### EXERCISE DESCRIPTION
Pictures appear in the records below; write out everything else exactly.

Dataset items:
____________________

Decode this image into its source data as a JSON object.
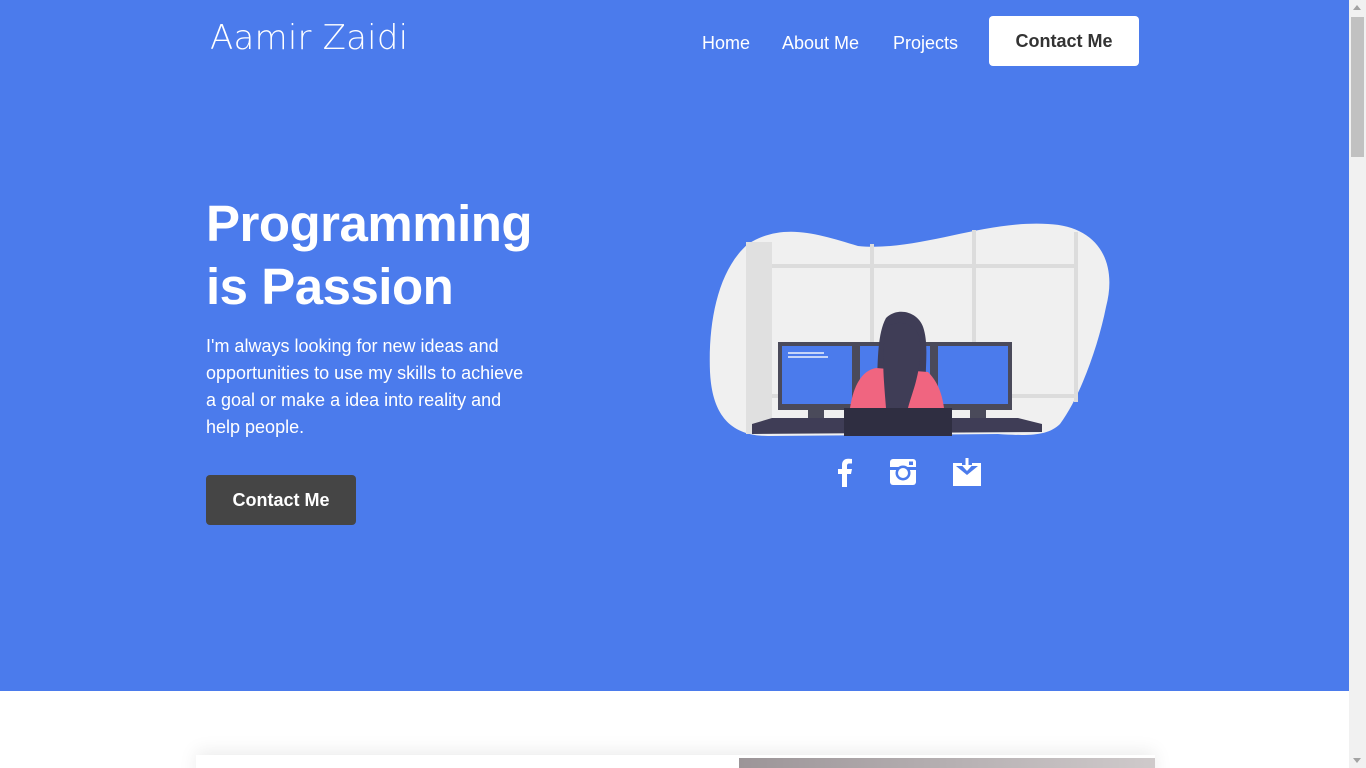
{
  "colors": {
    "hero_bg": "#4b7bec",
    "primary_button_bg": "#454545",
    "nav_button_bg": "#ffffff",
    "text_light": "#ffffff"
  },
  "header": {
    "logo": "Aamir Zaidi",
    "nav": [
      {
        "label": "Home"
      },
      {
        "label": "About Me"
      },
      {
        "label": "Projects"
      }
    ],
    "cta_label": "Contact Me"
  },
  "hero": {
    "title_line1": "Programming",
    "title_line2": "is Passion",
    "description": "I'm always looking for new ideas and opportunities to use my skills to achieve a goal or make a idea into reality and help people.",
    "cta_label": "Contact Me",
    "illustration": "developer-at-three-monitors",
    "social_icons": [
      "facebook-icon",
      "instagram-icon",
      "download-mail-icon"
    ]
  }
}
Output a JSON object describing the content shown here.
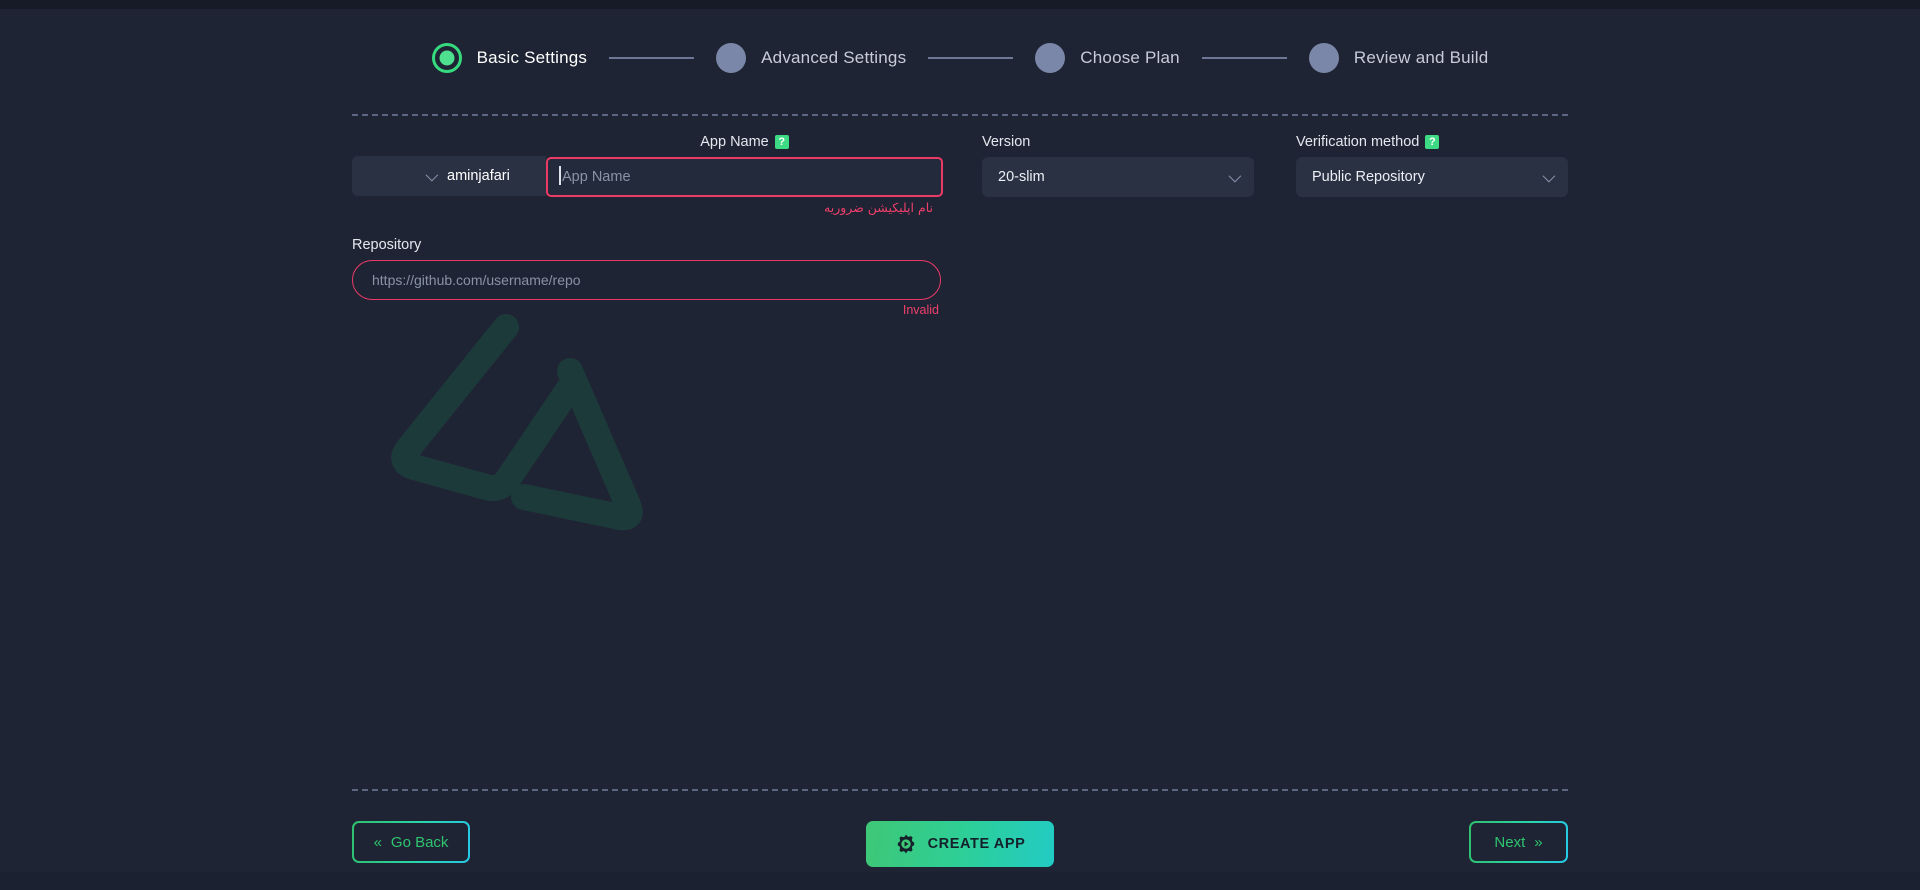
{
  "stepper": {
    "steps": [
      {
        "label": "Basic Settings",
        "state": "active"
      },
      {
        "label": "Advanced Settings",
        "state": "inactive"
      },
      {
        "label": "Choose Plan",
        "state": "inactive"
      },
      {
        "label": "Review and Build",
        "state": "inactive"
      }
    ]
  },
  "form": {
    "owner": {
      "value": "aminjafari",
      "chevron_icon": "chevron-down-icon"
    },
    "app_name": {
      "label": "App Name",
      "help_icon": "question-mark-icon",
      "help_glyph": "?",
      "value": "",
      "placeholder": "App Name",
      "error": "نام اپلیکیشن ضروریه"
    },
    "version": {
      "label": "Version",
      "value": "20-slim",
      "chevron_icon": "chevron-down-icon"
    },
    "verification_method": {
      "label": "Verification method",
      "help_icon": "question-mark-icon",
      "help_glyph": "?",
      "value": "Public Repository",
      "chevron_icon": "chevron-down-icon"
    },
    "repository": {
      "label": "Repository",
      "value": "",
      "placeholder": "https://github.com/username/repo",
      "error": "Invalid"
    }
  },
  "footer": {
    "go_back": {
      "label": "Go Back",
      "chevrons": "«"
    },
    "create_app": {
      "label": "CREATE APP",
      "icon": "gear-icon"
    },
    "next": {
      "label": "Next",
      "chevrons": "»"
    }
  },
  "watermark": {
    "icon": "brand-logo-icon"
  },
  "colors": {
    "background": "#1e2433",
    "panel": "#2a3143",
    "accent_green": "#3ddc84",
    "accent_cyan": "#22cbc4",
    "error_pink": "#ec3a67",
    "step_inactive": "#7b87a8"
  }
}
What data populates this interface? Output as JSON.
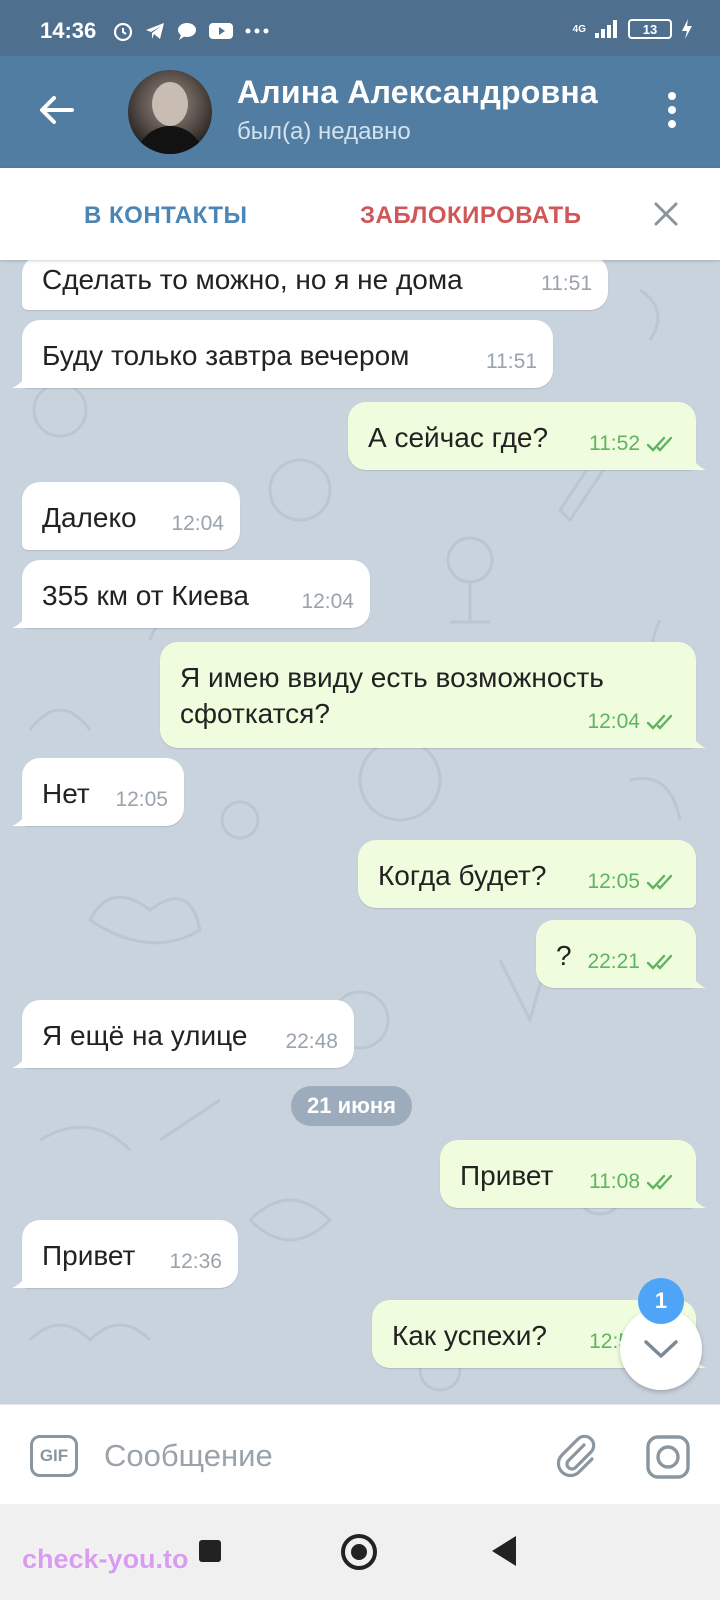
{
  "status_bar": {
    "time": "14:36",
    "network": "4G",
    "battery": "13"
  },
  "header": {
    "name": "Алина Александровна",
    "status": "был(а) недавно"
  },
  "actions": {
    "add_contact": "В КОНТАКТЫ",
    "block": "ЗАБЛОКИРОВАТЬ"
  },
  "messages": [
    {
      "dir": "in",
      "text": "Сделать то можно, но я не дома",
      "time": "11:51"
    },
    {
      "dir": "in",
      "text": "Буду только завтра вечером",
      "time": "11:51"
    },
    {
      "dir": "out",
      "text": "А сейчас где?",
      "time": "11:52"
    },
    {
      "dir": "in",
      "text": "Далеко",
      "time": "12:04"
    },
    {
      "dir": "in",
      "text": "355 км от Киева",
      "time": "12:04"
    },
    {
      "dir": "out",
      "text_line1": "Я имею ввиду есть возможность",
      "text_line2": "сфоткатся?",
      "time": "12:04"
    },
    {
      "dir": "in",
      "text": "Нет",
      "time": "12:05"
    },
    {
      "dir": "out",
      "text": "Когда будет?",
      "time": "12:05"
    },
    {
      "dir": "out",
      "text": "?",
      "time": "22:21"
    },
    {
      "dir": "in",
      "text": "Я ещё на улице",
      "time": "22:48"
    },
    {
      "dir": "out",
      "text": "Привет",
      "time": "11:08"
    },
    {
      "dir": "in",
      "text": "Привет",
      "time": "12:36"
    },
    {
      "dir": "out",
      "text": "Как успехи?",
      "time": "12:5"
    }
  ],
  "date_separator": "21 июня",
  "unread_badge": "1",
  "input": {
    "gif_label": "GIF",
    "placeholder": "Сообщение"
  },
  "watermark": "check-you.to",
  "colors": {
    "header": "#517da2",
    "outgoing_bubble": "#effdde",
    "incoming_bubble": "#ffffff",
    "block_red": "#cf5757",
    "accent_blue": "#4b86b4"
  }
}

____________________

### EXERCISE OUTPUT
Decode this image into its source data as a JSON object.
{
  "colors": {
    "hero_bg": "#4b7bec",
    "primary_button_bg": "#454545",
    "nav_button_bg": "#ffffff",
    "text_light": "#ffffff"
  },
  "header": {
    "logo": "Aamir Zaidi",
    "nav": [
      {
        "label": "Home"
      },
      {
        "label": "About Me"
      },
      {
        "label": "Projects"
      }
    ],
    "cta_label": "Contact Me"
  },
  "hero": {
    "title_line1": "Programming",
    "title_line2": "is Passion",
    "description": "I'm always looking for new ideas and opportunities to use my skills to achieve a goal or make a idea into reality and help people.",
    "cta_label": "Contact Me",
    "illustration": "developer-at-three-monitors",
    "social_icons": [
      "facebook-icon",
      "instagram-icon",
      "download-mail-icon"
    ]
  }
}
Output a JSON object describing the content shown here.
{
  "stepper": {
    "steps": [
      {
        "label": "Basic Settings",
        "state": "active"
      },
      {
        "label": "Advanced Settings",
        "state": "inactive"
      },
      {
        "label": "Choose Plan",
        "state": "inactive"
      },
      {
        "label": "Review and Build",
        "state": "inactive"
      }
    ]
  },
  "form": {
    "owner": {
      "value": "aminjafari",
      "chevron_icon": "chevron-down-icon"
    },
    "app_name": {
      "label": "App Name",
      "help_icon": "question-mark-icon",
      "help_glyph": "?",
      "value": "",
      "placeholder": "App Name",
      "error": "نام اپلیکیشن ضروریه"
    },
    "version": {
      "label": "Version",
      "value": "20-slim",
      "chevron_icon": "chevron-down-icon"
    },
    "verification_method": {
      "label": "Verification method",
      "help_icon": "question-mark-icon",
      "help_glyph": "?",
      "value": "Public Repository",
      "chevron_icon": "chevron-down-icon"
    },
    "repository": {
      "label": "Repository",
      "value": "",
      "placeholder": "https://github.com/username/repo",
      "error": "Invalid"
    }
  },
  "footer": {
    "go_back": {
      "label": "Go Back",
      "chevrons": "«"
    },
    "create_app": {
      "label": "CREATE APP",
      "icon": "gear-icon"
    },
    "next": {
      "label": "Next",
      "chevrons": "»"
    }
  },
  "watermark": {
    "icon": "brand-logo-icon"
  },
  "colors": {
    "background": "#1e2433",
    "panel": "#2a3143",
    "accent_green": "#3ddc84",
    "accent_cyan": "#22cbc4",
    "error_pink": "#ec3a67",
    "step_inactive": "#7b87a8"
  }
}
What data populates this interface? Output as JSON.
{
  "status_bar": {
    "time": "14:36",
    "network": "4G",
    "battery": "13"
  },
  "header": {
    "name": "Алина Александровна",
    "status": "был(а) недавно"
  },
  "actions": {
    "add_contact": "В КОНТАКТЫ",
    "block": "ЗАБЛОКИРОВАТЬ"
  },
  "messages": [
    {
      "dir": "in",
      "text": "Сделать то можно, но я не дома",
      "time": "11:51"
    },
    {
      "dir": "in",
      "text": "Буду только завтра вечером",
      "time": "11:51"
    },
    {
      "dir": "out",
      "text": "А сейчас где?",
      "time": "11:52"
    },
    {
      "dir": "in",
      "text": "Далеко",
      "time": "12:04"
    },
    {
      "dir": "in",
      "text": "355 км от Киева",
      "time": "12:04"
    },
    {
      "dir": "out",
      "text_line1": "Я имею ввиду есть возможность",
      "text_line2": "сфоткатся?",
      "time": "12:04"
    },
    {
      "dir": "in",
      "text": "Нет",
      "time": "12:05"
    },
    {
      "dir": "out",
      "text": "Когда будет?",
      "time": "12:05"
    },
    {
      "dir": "out",
      "text": "?",
      "time": "22:21"
    },
    {
      "dir": "in",
      "text": "Я ещё на улице",
      "time": "22:48"
    },
    {
      "dir": "out",
      "text": "Привет",
      "time": "11:08"
    },
    {
      "dir": "in",
      "text": "Привет",
      "time": "12:36"
    },
    {
      "dir": "out",
      "text": "Как успехи?",
      "time": "12:5"
    }
  ],
  "date_separator": "21 июня",
  "unread_badge": "1",
  "input": {
    "gif_label": "GIF",
    "placeholder": "Сообщение"
  },
  "watermark": "check-you.to",
  "colors": {
    "header": "#517da2",
    "outgoing_bubble": "#effdde",
    "incoming_bubble": "#ffffff",
    "block_red": "#cf5757",
    "accent_blue": "#4b86b4"
  }
}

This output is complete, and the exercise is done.